Data entries
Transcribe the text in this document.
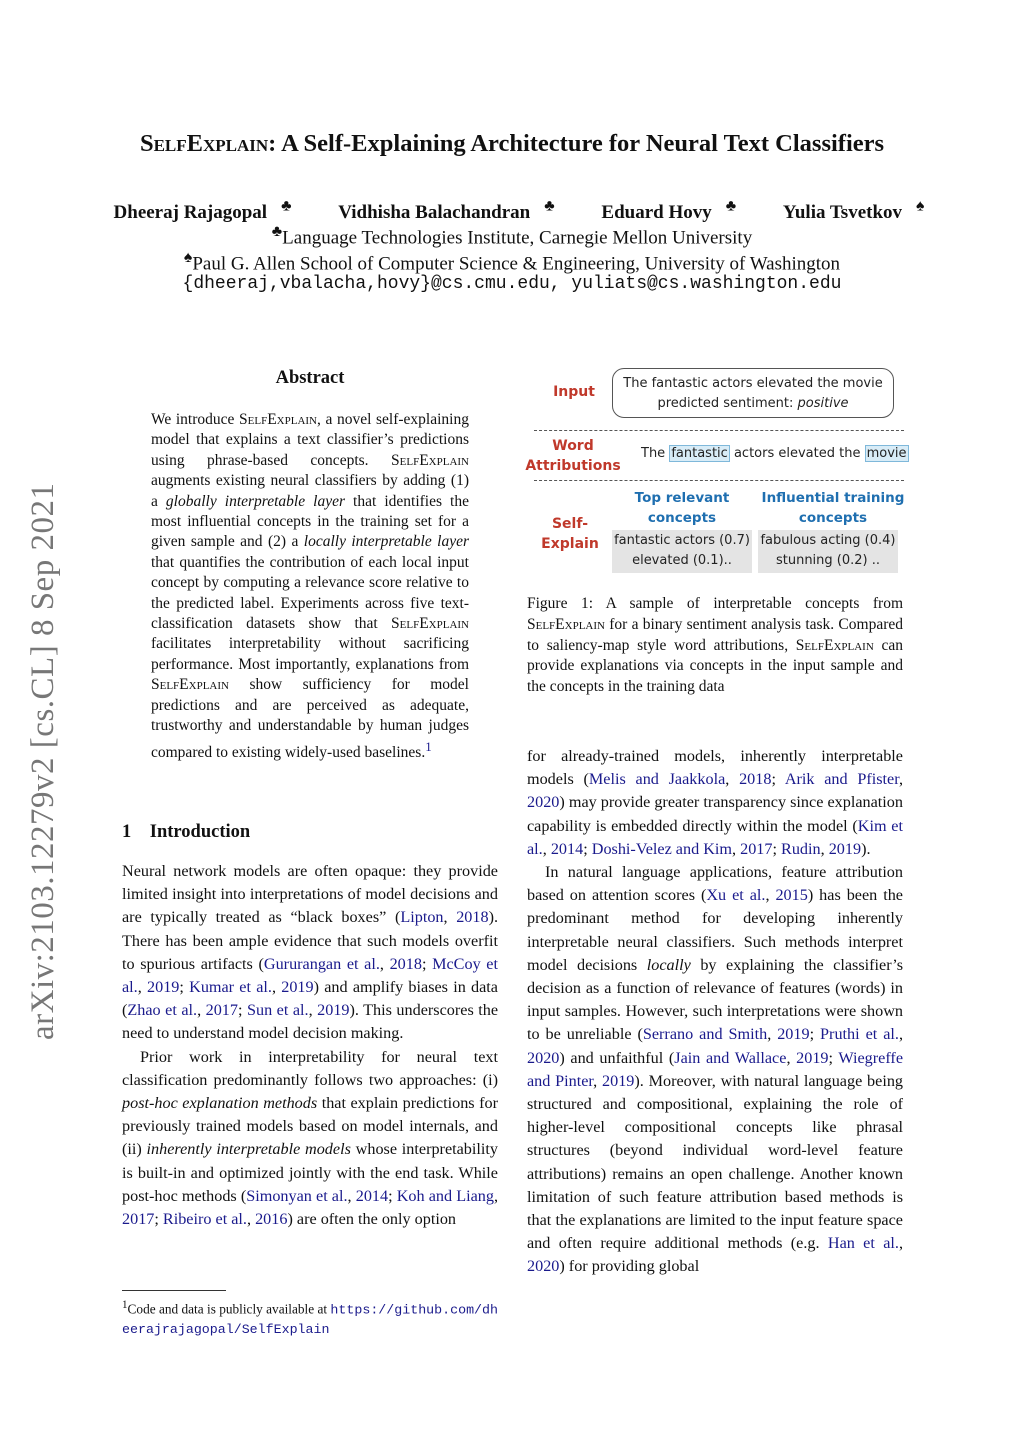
arXiv:2103.12279v2 [cs.CL] 8 Sep 2021
SelfExplain: A Self-Explaining Architecture for Neural Text Classifiers
Dheeraj Rajagopal ♣ Vidhisha Balachandran ♣ Eduard Hovy ♣ Yulia Tsvetkov ♠
♣Language Technologies Institute, Carnegie Mellon University
♠Paul G. Allen School of Computer Science & Engineering, University of Washington
{dheeraj,vbalacha,hovy}@cs.cmu.edu, yuliats@cs.washington.edu
Abstract
We introduce SelfExplain, a novel self-explaining model that explains a text classifier’s predictions using phrase-based concepts. SelfExplain augments existing neural classifiers by adding (1) a globally interpretable layer that identifies the most influential concepts in the training set for a given sample and (2) a locally interpretable layer that quantifies the contribution of each local input concept by computing a relevance score relative to the predicted label. Experiments across five text-classification datasets show that SelfExplain facilitates interpretability without sacrificing performance. Most importantly, explanations from SelfExplain show sufficiency for model predictions and are perceived as adequate, trustworthy and understandable by human judges compared to existing widely-used baselines.$^1$
1    Introduction

Neural network models are often opaque: they provide limited insight into interpretations of model decisions and are typically treated as “black boxes” (Lipton, 2018). There has been ample evidence that such models overfit to spurious artifacts (Gururangan et al., 2018; McCoy et al., 2019; Kumar et al., 2019) and amplify biases in data (Zhao et al., 2017; Sun et al., 2019). This underscores the need to understand model decision making.

Prior work in interpretability for neural text classification predominantly follows two approaches: (i) post-hoc explanation methods that explain predictions for previously trained models based on model internals, and (ii) inherently interpretable models whose interpretability is built-in and optimized jointly with the end task. While post-hoc methods (Simonyan et al., 2014; Koh and Liang, 2017; Ribeiro et al., 2016) are often the only option

$^1$Code and data is publicly available at https://github.com/dheerajrajagopal/SelfExplain
Input
The fantastic actors elevated the movie
predicted sentiment: positive
Word
Attributions
The fantastic actors elevated the movie
Self-
Explain
Top relevant
concepts
fantastic actors (0.7)
elevated (0.1)..
Influential training
concepts
fabulous acting (0.4)
stunning (0.2) ..
Figure 1: A sample of interpretable concepts from SelfExplain for a binary sentiment analysis task. Compared to saliency-map style word attributions, SelfExplain can provide explanations via concepts in the input sample and the concepts in the training data

for already-trained models, inherently interpretable models (Melis and Jaakkola, 2018; Arik and Pfister, 2020) may provide greater transparency since explanation capability is embedded directly within the model (Kim et al., 2014; Doshi-Velez and Kim, 2017; Rudin, 2019).

In natural language applications, feature attribution based on attention scores (Xu et al., 2015) has been the predominant method for developing inherently interpretable neural classifiers. Such methods interpret model decisions locally by explaining the classifier’s decision as a function of relevance of features (words) in input samples. However, such interpretations were shown to be unreliable (Serrano and Smith, 2019; Pruthi et al., 2020) and unfaithful (Jain and Wallace, 2019; Wiegreffe and Pinter, 2019). Moreover, with natural language being structured and compositional, explaining the role of higher-level compositional concepts like phrasal structures (beyond individual word-level feature attributions) remains an open challenge. Another known limitation of such feature attribution based methods is that the explanations are limited to the input feature space and often require additional methods (e.g. Han et al., 2020) for providing global
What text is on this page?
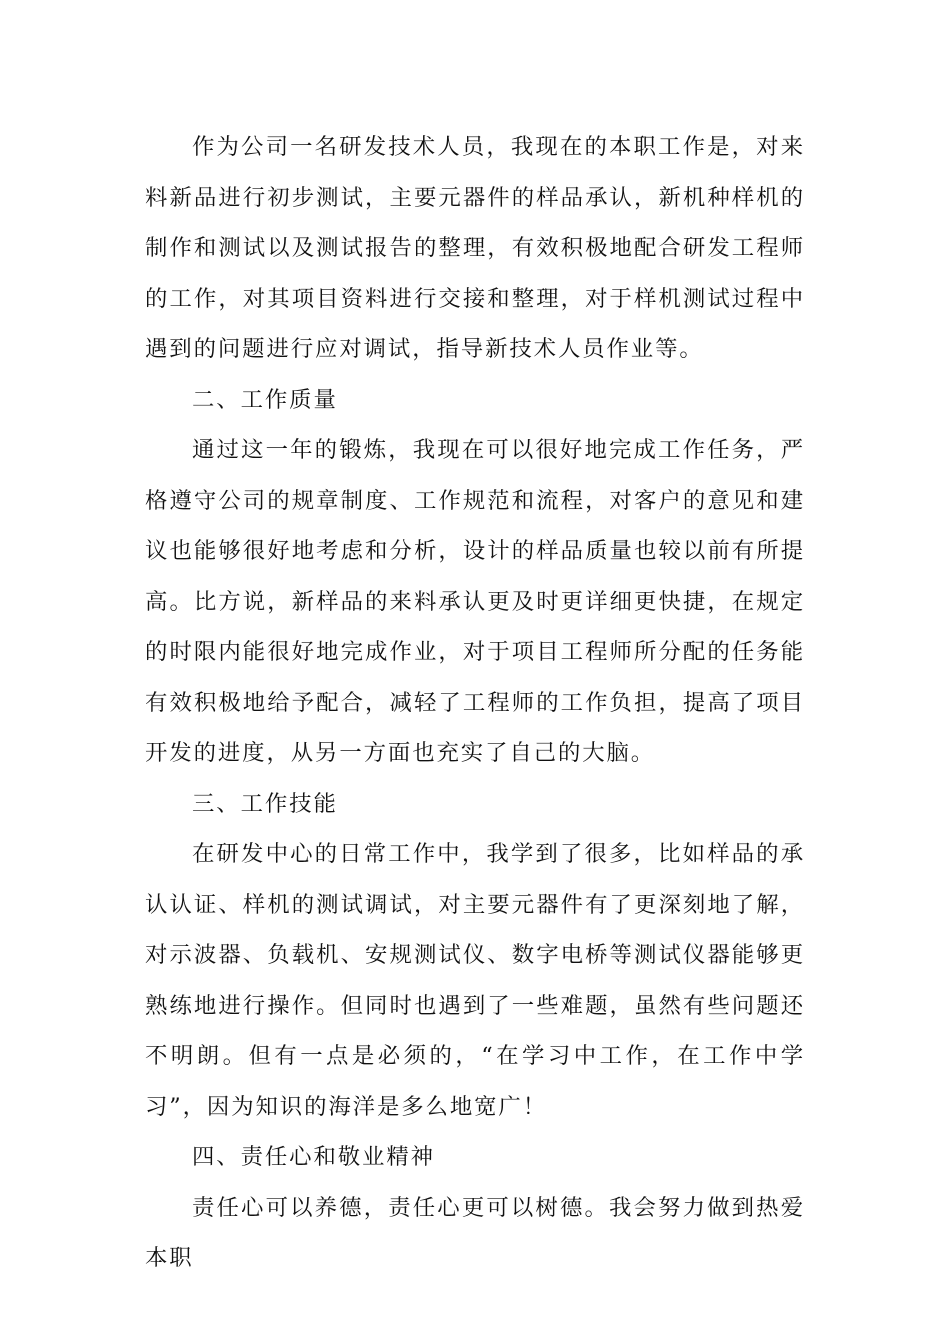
作为公司一名研发技术人员，我现在的本职工作是，对来料新品进行初步测试，主要元器件的样品承认，新机种样机的制作和测试以及测试报告的整理，有效积极地配合研发工程师的工作，对其项目资料进行交接和整理，对于样机测试过程中遇到的问题进行应对调试，指导新技术人员作业等。

二、工作质量

通过这一年的锻炼，我现在可以很好地完成工作任务，严格遵守公司的规章制度、工作规范和流程，对客户的意见和建议也能够很好地考虑和分析，设计的样品质量也较以前有所提高。比方说，新样品的来料承认更及时更详细更快捷，在规定的时限内能很好地完成作业，对于项目工程师所分配的任务能有效积极地给予配合，减轻了工程师的工作负担，提高了项目开发的进度，从另一方面也充实了自己的大脑。

三、工作技能

在研发中心的日常工作中，我学到了很多，比如样品的承认认证、样机的测试调试，对主要元器件有了更深刻地了解，对示波器、负载机、安规测试仪、数字电桥等测试仪器能够更熟练地进行操作。但同时也遇到了一些难题，虽然有些问题还不明朗。但有一点是必须的，“在学习中工作，在工作中学习”，因为知识的海洋是多么地宽广！

四、责任心和敬业精神

责任心可以养德，责任心更可以树德。我会努力做到热爱本职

What you have to do » Reproduce exactly and only the lines from the line that contains "What text is on this page?" to the end of the data above, both ends included. No pictures go in the copy.

Reply to the task »
What text is on this page?
作为公司一名研发技术人员，我现在的本职工作是，对来料新品进行初步测试，主要元器件的样品承认，新机种样机的制作和测试以及测试报告的整理，有效积极地配合研发工程师的工作，对其项目资料进行交接和整理，对于样机测试过程中遇到的问题进行应对调试，指导新技术人员作业等。

二、工作质量

通过这一年的锻炼，我现在可以很好地完成工作任务，严格遵守公司的规章制度、工作规范和流程，对客户的意见和建议也能够很好地考虑和分析，设计的样品质量也较以前有所提高。比方说，新样品的来料承认更及时更详细更快捷，在规定的时限内能很好地完成作业，对于项目工程师所分配的任务能有效积极地给予配合，减轻了工程师的工作负担，提高了项目开发的进度，从另一方面也充实了自己的大脑。

三、工作技能

在研发中心的日常工作中，我学到了很多，比如样品的承认认证、样机的测试调试，对主要元器件有了更深刻地了解，对示波器、负载机、安规测试仪、数字电桥等测试仪器能够更熟练地进行操作。但同时也遇到了一些难题，虽然有些问题还不明朗。但有一点是必须的，“在学习中工作，在工作中学习”，因为知识的海洋是多么地宽广！

四、责任心和敬业精神

责任心可以养德，责任心更可以树德。我会努力做到热爱本职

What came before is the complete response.